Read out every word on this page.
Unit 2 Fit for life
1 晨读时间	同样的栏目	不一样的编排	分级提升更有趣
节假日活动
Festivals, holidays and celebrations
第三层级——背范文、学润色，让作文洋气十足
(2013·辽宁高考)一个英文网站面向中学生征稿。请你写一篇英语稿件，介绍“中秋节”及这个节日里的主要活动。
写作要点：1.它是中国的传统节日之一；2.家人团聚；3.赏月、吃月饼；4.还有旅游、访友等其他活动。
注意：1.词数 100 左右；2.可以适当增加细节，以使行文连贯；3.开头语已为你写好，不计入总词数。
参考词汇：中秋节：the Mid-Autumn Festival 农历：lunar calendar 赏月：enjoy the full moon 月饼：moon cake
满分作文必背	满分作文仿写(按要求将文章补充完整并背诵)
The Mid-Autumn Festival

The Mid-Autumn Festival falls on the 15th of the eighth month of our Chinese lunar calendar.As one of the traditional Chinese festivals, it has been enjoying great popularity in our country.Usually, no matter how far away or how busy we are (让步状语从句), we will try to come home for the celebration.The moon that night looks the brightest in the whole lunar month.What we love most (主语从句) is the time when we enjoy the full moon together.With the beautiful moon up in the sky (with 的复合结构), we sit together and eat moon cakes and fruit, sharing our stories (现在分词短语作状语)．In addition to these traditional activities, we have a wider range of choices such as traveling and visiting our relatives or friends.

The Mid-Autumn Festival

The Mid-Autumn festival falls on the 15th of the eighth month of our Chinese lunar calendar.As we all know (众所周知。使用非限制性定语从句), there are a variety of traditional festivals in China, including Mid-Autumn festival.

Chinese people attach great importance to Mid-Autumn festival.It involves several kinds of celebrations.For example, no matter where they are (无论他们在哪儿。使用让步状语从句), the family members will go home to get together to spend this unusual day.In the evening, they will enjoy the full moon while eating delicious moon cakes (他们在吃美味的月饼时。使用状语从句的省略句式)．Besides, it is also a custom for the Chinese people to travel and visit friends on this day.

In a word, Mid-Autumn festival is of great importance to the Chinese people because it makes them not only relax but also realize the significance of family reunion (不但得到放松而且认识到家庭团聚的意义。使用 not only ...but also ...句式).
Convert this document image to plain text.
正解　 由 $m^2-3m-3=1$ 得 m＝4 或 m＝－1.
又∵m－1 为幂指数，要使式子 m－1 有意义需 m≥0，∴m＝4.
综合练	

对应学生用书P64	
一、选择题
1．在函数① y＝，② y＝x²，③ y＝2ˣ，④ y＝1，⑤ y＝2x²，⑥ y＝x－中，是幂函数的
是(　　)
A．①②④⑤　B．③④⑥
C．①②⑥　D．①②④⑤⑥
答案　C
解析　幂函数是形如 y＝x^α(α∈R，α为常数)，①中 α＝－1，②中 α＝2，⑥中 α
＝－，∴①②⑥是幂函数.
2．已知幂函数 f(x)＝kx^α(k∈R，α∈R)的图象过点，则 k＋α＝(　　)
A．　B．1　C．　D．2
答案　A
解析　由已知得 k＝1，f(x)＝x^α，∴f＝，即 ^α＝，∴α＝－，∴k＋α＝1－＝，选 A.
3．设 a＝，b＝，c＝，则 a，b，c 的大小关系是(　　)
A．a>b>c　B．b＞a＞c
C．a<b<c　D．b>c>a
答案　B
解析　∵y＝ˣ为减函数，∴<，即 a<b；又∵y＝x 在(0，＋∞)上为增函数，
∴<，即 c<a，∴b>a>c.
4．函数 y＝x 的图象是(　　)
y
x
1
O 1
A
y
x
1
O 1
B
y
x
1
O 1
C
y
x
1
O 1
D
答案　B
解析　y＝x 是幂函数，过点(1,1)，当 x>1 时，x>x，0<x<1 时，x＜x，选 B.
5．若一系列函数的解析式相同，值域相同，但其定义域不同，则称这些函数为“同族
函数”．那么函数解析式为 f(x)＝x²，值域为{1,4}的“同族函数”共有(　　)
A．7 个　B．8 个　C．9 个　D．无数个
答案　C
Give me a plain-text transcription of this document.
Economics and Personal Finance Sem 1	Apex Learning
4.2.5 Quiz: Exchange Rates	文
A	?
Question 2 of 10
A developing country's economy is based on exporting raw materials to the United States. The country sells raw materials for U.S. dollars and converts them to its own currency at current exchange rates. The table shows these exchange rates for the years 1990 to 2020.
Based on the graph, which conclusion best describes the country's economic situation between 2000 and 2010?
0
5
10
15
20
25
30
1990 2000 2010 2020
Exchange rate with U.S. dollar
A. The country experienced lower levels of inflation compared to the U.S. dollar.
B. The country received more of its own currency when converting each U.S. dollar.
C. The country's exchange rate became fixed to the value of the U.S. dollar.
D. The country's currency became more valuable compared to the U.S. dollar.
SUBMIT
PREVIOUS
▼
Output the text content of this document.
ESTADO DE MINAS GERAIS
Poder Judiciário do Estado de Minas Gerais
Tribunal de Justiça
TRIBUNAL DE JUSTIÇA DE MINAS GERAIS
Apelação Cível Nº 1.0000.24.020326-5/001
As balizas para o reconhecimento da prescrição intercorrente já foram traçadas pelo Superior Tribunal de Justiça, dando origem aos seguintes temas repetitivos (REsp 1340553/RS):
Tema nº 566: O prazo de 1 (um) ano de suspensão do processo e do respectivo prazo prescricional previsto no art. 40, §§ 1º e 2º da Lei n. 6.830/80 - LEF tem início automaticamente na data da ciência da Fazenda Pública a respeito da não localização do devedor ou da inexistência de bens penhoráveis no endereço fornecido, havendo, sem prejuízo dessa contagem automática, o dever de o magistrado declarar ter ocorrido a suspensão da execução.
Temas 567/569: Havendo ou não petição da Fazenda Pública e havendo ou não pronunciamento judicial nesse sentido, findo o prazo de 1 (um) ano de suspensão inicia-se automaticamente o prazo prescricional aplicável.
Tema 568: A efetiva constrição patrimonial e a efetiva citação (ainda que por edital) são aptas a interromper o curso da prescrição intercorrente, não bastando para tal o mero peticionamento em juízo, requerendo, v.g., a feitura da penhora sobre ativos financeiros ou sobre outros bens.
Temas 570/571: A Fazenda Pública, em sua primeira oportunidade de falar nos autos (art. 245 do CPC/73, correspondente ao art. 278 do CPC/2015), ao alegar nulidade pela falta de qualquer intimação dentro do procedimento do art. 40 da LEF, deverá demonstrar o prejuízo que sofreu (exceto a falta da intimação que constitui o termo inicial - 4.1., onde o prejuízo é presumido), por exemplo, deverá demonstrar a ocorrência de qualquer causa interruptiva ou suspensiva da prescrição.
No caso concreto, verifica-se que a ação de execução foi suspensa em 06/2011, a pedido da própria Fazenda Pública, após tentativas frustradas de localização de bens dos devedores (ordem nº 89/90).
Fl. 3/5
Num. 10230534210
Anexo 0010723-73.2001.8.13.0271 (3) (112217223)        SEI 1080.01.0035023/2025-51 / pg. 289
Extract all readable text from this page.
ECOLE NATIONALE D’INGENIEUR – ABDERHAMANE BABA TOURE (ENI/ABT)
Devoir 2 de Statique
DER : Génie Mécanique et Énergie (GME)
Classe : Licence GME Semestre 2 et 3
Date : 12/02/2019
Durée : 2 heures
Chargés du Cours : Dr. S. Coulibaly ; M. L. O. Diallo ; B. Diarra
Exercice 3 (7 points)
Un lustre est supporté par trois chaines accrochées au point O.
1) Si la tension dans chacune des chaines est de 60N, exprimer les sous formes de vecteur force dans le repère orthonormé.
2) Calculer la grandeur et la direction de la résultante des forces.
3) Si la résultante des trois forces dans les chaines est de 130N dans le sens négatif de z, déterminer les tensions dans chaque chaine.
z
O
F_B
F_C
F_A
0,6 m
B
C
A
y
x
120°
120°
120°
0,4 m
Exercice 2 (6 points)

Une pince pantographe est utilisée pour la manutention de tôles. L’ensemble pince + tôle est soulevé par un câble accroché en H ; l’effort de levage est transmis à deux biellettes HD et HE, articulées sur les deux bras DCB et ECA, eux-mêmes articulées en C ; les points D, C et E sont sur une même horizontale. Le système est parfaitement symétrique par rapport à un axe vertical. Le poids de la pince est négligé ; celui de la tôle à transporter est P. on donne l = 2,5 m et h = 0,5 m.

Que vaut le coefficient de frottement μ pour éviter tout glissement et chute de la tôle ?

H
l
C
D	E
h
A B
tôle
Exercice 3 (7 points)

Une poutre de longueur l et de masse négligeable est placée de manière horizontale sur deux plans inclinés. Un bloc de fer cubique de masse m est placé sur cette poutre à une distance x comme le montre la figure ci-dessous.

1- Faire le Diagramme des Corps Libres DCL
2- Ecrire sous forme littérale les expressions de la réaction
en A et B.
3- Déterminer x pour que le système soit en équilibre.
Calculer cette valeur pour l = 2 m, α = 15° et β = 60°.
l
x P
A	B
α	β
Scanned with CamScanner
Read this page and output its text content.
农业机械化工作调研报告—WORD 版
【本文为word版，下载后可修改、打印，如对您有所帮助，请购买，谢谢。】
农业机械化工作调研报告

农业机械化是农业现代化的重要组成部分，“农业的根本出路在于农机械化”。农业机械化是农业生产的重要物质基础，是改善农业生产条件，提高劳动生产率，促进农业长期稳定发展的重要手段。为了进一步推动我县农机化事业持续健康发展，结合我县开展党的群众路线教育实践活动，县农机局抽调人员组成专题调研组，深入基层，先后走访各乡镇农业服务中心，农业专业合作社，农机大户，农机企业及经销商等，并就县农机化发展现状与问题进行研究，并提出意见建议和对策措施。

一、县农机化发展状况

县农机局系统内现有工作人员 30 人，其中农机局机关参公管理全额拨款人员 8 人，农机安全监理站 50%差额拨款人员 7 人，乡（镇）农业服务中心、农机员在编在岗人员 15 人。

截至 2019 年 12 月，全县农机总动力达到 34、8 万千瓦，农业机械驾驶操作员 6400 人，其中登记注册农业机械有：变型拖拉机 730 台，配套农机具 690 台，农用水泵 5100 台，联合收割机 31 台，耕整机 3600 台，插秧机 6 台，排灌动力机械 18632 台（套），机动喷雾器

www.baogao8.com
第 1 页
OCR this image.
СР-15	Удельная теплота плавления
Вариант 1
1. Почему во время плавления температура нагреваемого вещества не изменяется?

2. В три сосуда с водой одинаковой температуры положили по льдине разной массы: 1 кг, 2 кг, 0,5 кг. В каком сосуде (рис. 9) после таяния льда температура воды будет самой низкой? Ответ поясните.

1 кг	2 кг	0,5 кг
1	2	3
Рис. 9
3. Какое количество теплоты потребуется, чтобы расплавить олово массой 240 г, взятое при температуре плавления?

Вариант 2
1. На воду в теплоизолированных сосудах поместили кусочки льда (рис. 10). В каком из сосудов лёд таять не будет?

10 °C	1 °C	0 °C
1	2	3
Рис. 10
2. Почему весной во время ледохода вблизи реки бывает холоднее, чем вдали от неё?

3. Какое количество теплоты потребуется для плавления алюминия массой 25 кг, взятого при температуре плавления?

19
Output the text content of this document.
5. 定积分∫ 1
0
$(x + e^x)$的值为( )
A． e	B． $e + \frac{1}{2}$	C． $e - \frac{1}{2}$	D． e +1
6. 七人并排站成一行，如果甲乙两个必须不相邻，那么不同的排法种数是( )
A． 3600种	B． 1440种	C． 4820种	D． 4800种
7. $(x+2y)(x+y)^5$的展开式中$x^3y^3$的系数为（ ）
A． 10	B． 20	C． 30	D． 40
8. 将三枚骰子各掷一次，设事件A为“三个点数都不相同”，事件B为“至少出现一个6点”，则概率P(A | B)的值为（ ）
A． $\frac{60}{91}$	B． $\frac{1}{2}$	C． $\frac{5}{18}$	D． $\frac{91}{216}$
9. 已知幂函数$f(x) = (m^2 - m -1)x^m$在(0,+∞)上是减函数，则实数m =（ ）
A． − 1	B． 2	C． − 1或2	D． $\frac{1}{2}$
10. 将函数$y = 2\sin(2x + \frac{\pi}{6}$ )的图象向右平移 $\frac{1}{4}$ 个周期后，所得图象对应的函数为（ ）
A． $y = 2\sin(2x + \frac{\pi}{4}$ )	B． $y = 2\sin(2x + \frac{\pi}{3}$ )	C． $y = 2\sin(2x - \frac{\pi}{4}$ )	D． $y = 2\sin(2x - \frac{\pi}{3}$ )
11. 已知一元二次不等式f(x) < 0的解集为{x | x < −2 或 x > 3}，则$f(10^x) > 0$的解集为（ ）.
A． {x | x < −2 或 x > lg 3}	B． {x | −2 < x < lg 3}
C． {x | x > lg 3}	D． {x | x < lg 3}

########

> **Written task**
List the lines that contain the word "forces".

> **Full response**
2) Calculer la grandeur et la direction de la résultante des forces.
3) Si la résultante des trois forces dans les chaines est de 130N dans le sens négatif de z, déterminer les tensions dans chaque chaine.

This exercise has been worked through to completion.